* Data shown
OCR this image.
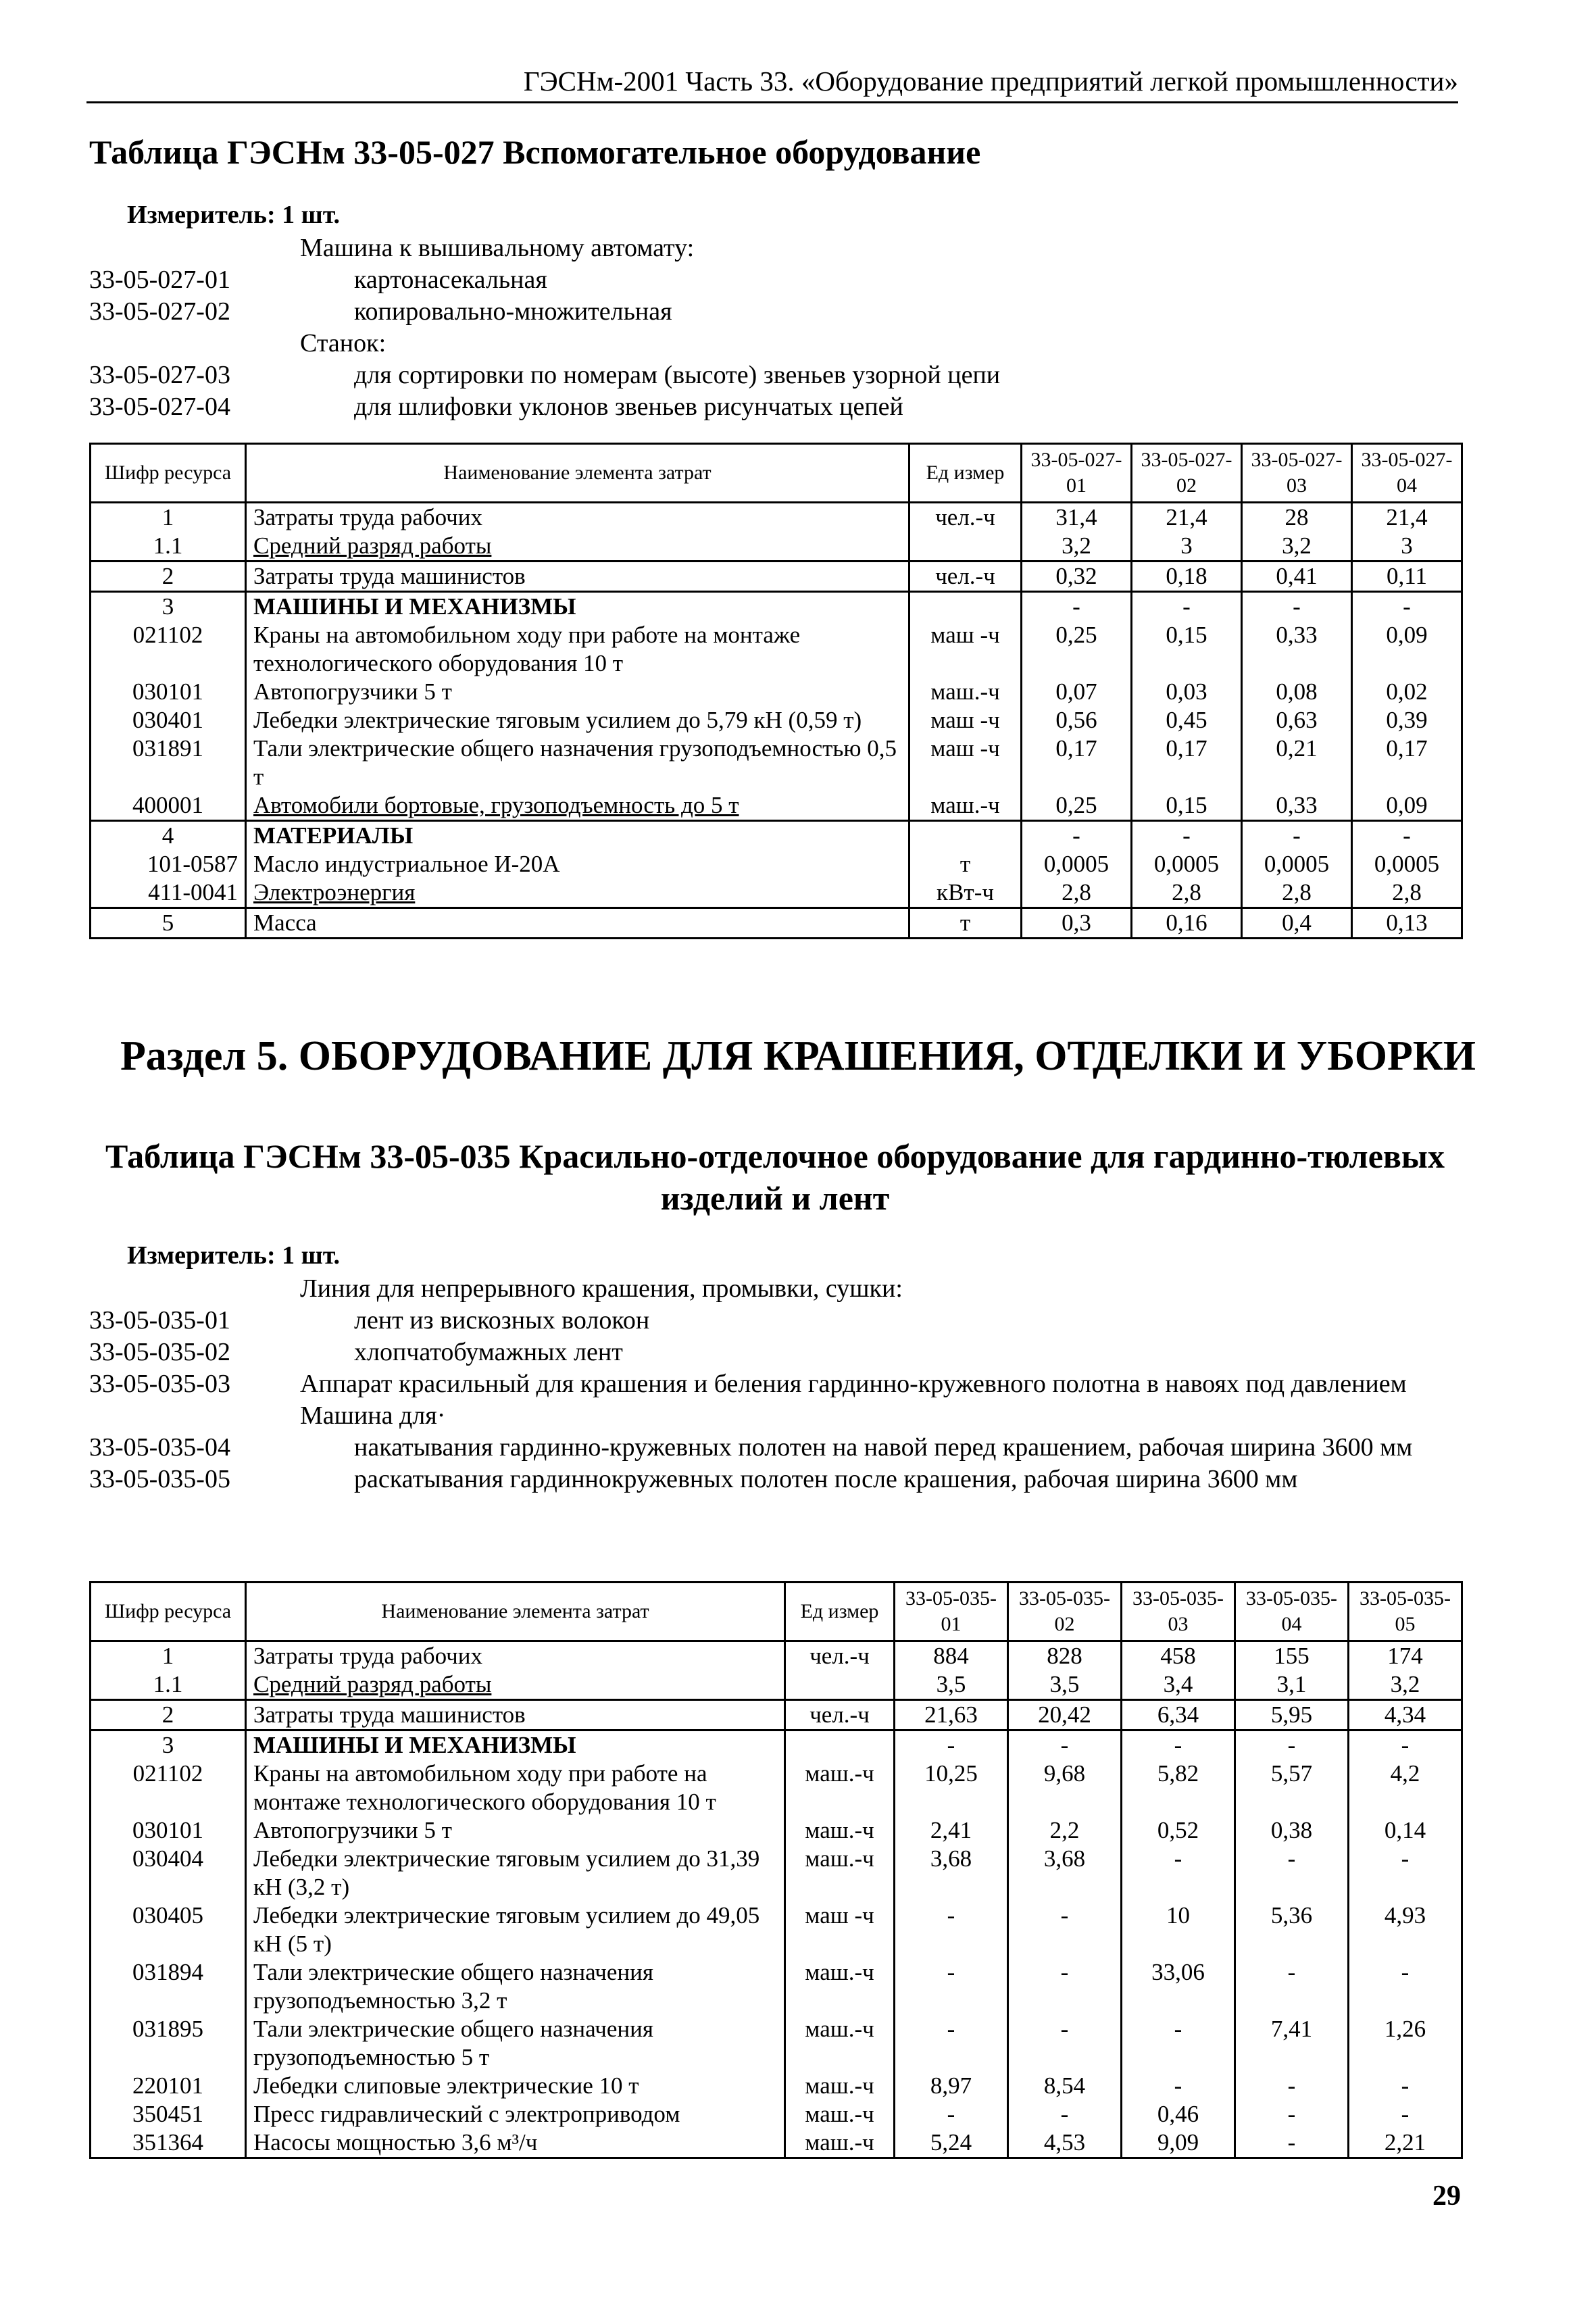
ГЭСНм-2001 Часть 33. «Оборудование предприятий легкой промышленности»
Таблица ГЭСНм 33-05-027 Вспомогательное оборудование
Измеритель: 1 шт.
Машина к вышивальному автомату:
33-05-027-01	картонасекальная
33-05-027-02	копировально-множительная
Станок:
33-05-027-03	для сортировки по номерам (высоте) звеньев узорной цепи
33-05-027-04	для шлифовки уклонов звеньев рисунчатых цепей
Шифр ресурса	Наименование элемента затрат	Ед измер	33-05-027-01	33-05-027-02	33-05-027-03	33-05-027-04
1	Затраты труда рабочих	чел.-ч	31,4	21,4	28	21,4
1.1	Средний разряд работы		3,2	3	3,2	3
2	Затраты труда машинистов	чел.-ч	0,32	0,18	0,41	0,11
3	МАШИНЫ И МЕХАНИЗМЫ		-	-	-	-
021102	Краны на автомобильном ходу при работе на монтаже технологического оборудования 10 т	маш -ч	0,25	0,15	0,33	0,09
030101	Автопогрузчики 5 т	маш.-ч	0,07	0,03	0,08	0,02
030401	Лебедки электрические тяговым усилием до 5,79 кН (0,59 т)	маш -ч	0,56	0,45	0,63	0,39
031891	Тали электрические общего назначения грузоподъемностью 0,5 т	маш -ч	0,17	0,17	0,21	0,17
400001	Автомобили бортовые, грузоподъемность до 5 т	маш.-ч	0,25	0,15	0,33	0,09
4	МАТЕРИАЛЫ		-	-	-	-
101-0587	Масло индустриальное И-20А	т	0,0005	0,0005	0,0005	0,0005
411-0041	Электроэнергия	кВт-ч	2,8	2,8	2,8	2,8
5	Масса	т	0,3	0,16	0,4	0,13
Раздел 5. ОБОРУДОВАНИЕ ДЛЯ КРАШЕНИЯ, ОТДЕЛКИ И УБОРКИ
Таблица ГЭСНм 33-05-035 Красильно-отделочное оборудование для гардинно-тюлевых
изделий и лент
Измеритель: 1 шт.
Линия для непрерывного крашения, промывки, сушки:
33-05-035-01	лент из вискозных волокон
33-05-035-02	хлопчатобумажных лент
33-05-035-03	Аппарат красильный для крашения и беления гардинно-кружевного полотна в навоях под давлением
Машина для·
33-05-035-04	накатывания гардинно-кружевных полотен на навой перед крашением, рабочая ширина 3600 мм
33-05-035-05	раскатывания гардиннокружевных полотен после крашения, рабочая ширина 3600 мм
Шифр ресурса	Наименование элемента затрат	Ед измер	33-05-035-01	33-05-035-02	33-05-035-03	33-05-035-04	33-05-035-05
1	Затраты труда рабочих	чел.-ч	884	828	458	155	174
1.1	Средний разряд работы		3,5	3,5	3,4	3,1	3,2
2	Затраты труда машинистов	чел.-ч	21,63	20,42	6,34	5,95	4,34
3	МАШИНЫ И МЕХАНИЗМЫ		-	-	-	-	-
021102	Краны на автомобильном ходу при работе на монтаже технологического оборудования 10 т	маш.-ч	10,25	9,68	5,82	5,57	4,2
030101	Автопогрузчики 5 т	маш.-ч	2,41	2,2	0,52	0,38	0,14
030404	Лебедки электрические тяговым усилием до 31,39 кН (3,2 т)	маш.-ч	3,68	3,68	-	-	-
030405	Лебедки электрические тяговым усилием до 49,05 кН (5 т)	маш -ч	-	-	10	5,36	4,93
031894	Тали электрические общего назначения грузоподъемностью 3,2 т	маш.-ч	-	-	33,06	-	-
031895	Тали электрические общего назначения грузоподъемностью 5 т	маш.-ч	-	-	-	7,41	1,26
220101	Лебедки слиповые электрические 10 т	маш.-ч	8,97	8,54	-	-	-
350451	Пресс гидравлический с электроприводом	маш.-ч	-	-	0,46	-	-
351364	Насосы мощностью 3,6 м³/ч	маш.-ч	5,24	4,53	9,09	-	2,21
29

* Stated problem
Copy the data exactly. Any picture it contains is to be omitted.

* Worked answer
OCR this image.
ГЭСНм-2001 Часть 33. «Оборудование предприятий легкой промышленности»
Таблица ГЭСНм 33-05-027 Вспомогательное оборудование
Измеритель: 1 шт.
Машина к вышивальному автомату:
33-05-027-01	картонасекальная
33-05-027-02	копировально-множительная
Станок:
33-05-027-03	для сортировки по номерам (высоте) звеньев узорной цепи
33-05-027-04	для шлифовки уклонов звеньев рисунчатых цепей
Шифр ресурса	Наименование элемента затрат	Ед измер	33-05-027-01	33-05-027-02	33-05-027-03	33-05-027-04
1	Затраты труда рабочих	чел.-ч	31,4	21,4	28	21,4
1.1	Средний разряд работы		3,2	3	3,2	3
2	Затраты труда машинистов	чел.-ч	0,32	0,18	0,41	0,11
3	МАШИНЫ И МЕХАНИЗМЫ		-	-	-	-
021102	Краны на автомобильном ходу при работе на монтаже технологического оборудования 10 т	маш -ч	0,25	0,15	0,33	0,09
030101	Автопогрузчики 5 т	маш.-ч	0,07	0,03	0,08	0,02
030401	Лебедки электрические тяговым усилием до 5,79 кН (0,59 т)	маш -ч	0,56	0,45	0,63	0,39
031891	Тали электрические общего назначения грузоподъемностью 0,5 т	маш -ч	0,17	0,17	0,21	0,17
400001	Автомобили бортовые, грузоподъемность до 5 т	маш.-ч	0,25	0,15	0,33	0,09
4	МАТЕРИАЛЫ		-	-	-	-
101-0587	Масло индустриальное И-20А	т	0,0005	0,0005	0,0005	0,0005
411-0041	Электроэнергия	кВт-ч	2,8	2,8	2,8	2,8
5	Масса	т	0,3	0,16	0,4	0,13
Раздел 5. ОБОРУДОВАНИЕ ДЛЯ КРАШЕНИЯ, ОТДЕЛКИ И УБОРКИ
Таблица ГЭСНм 33-05-035 Красильно-отделочное оборудование для гардинно-тюлевых
изделий и лент
Измеритель: 1 шт.
Линия для непрерывного крашения, промывки, сушки:
33-05-035-01	лент из вискозных волокон
33-05-035-02	хлопчатобумажных лент
33-05-035-03	Аппарат красильный для крашения и беления гардинно-кружевного полотна в навоях под давлением
Машина для·
33-05-035-04	накатывания гардинно-кружевных полотен на навой перед крашением, рабочая ширина 3600 мм
33-05-035-05	раскатывания гардиннокружевных полотен после крашения, рабочая ширина 3600 мм
Шифр ресурса	Наименование элемента затрат	Ед измер	33-05-035-01	33-05-035-02	33-05-035-03	33-05-035-04	33-05-035-05
1	Затраты труда рабочих	чел.-ч	884	828	458	155	174
1.1	Средний разряд работы		3,5	3,5	3,4	3,1	3,2
2	Затраты труда машинистов	чел.-ч	21,63	20,42	6,34	5,95	4,34
3	МАШИНЫ И МЕХАНИЗМЫ		-	-	-	-	-
021102	Краны на автомобильном ходу при работе на монтаже технологического оборудования 10 т	маш.-ч	10,25	9,68	5,82	5,57	4,2
030101	Автопогрузчики 5 т	маш.-ч	2,41	2,2	0,52	0,38	0,14
030404	Лебедки электрические тяговым усилием до 31,39 кН (3,2 т)	маш.-ч	3,68	3,68	-	-	-
030405	Лебедки электрические тяговым усилием до 49,05 кН (5 т)	маш -ч	-	-	10	5,36	4,93
031894	Тали электрические общего назначения грузоподъемностью 3,2 т	маш.-ч	-	-	33,06	-	-
031895	Тали электрические общего назначения грузоподъемностью 5 т	маш.-ч	-	-	-	7,41	1,26
220101	Лебедки слиповые электрические 10 т	маш.-ч	8,97	8,54	-	-	-
350451	Пресс гидравлический с электроприводом	маш.-ч	-	-	0,46	-	-
351364	Насосы мощностью 3,6 м³/ч	маш.-ч	5,24	4,53	9,09	-	2,21
29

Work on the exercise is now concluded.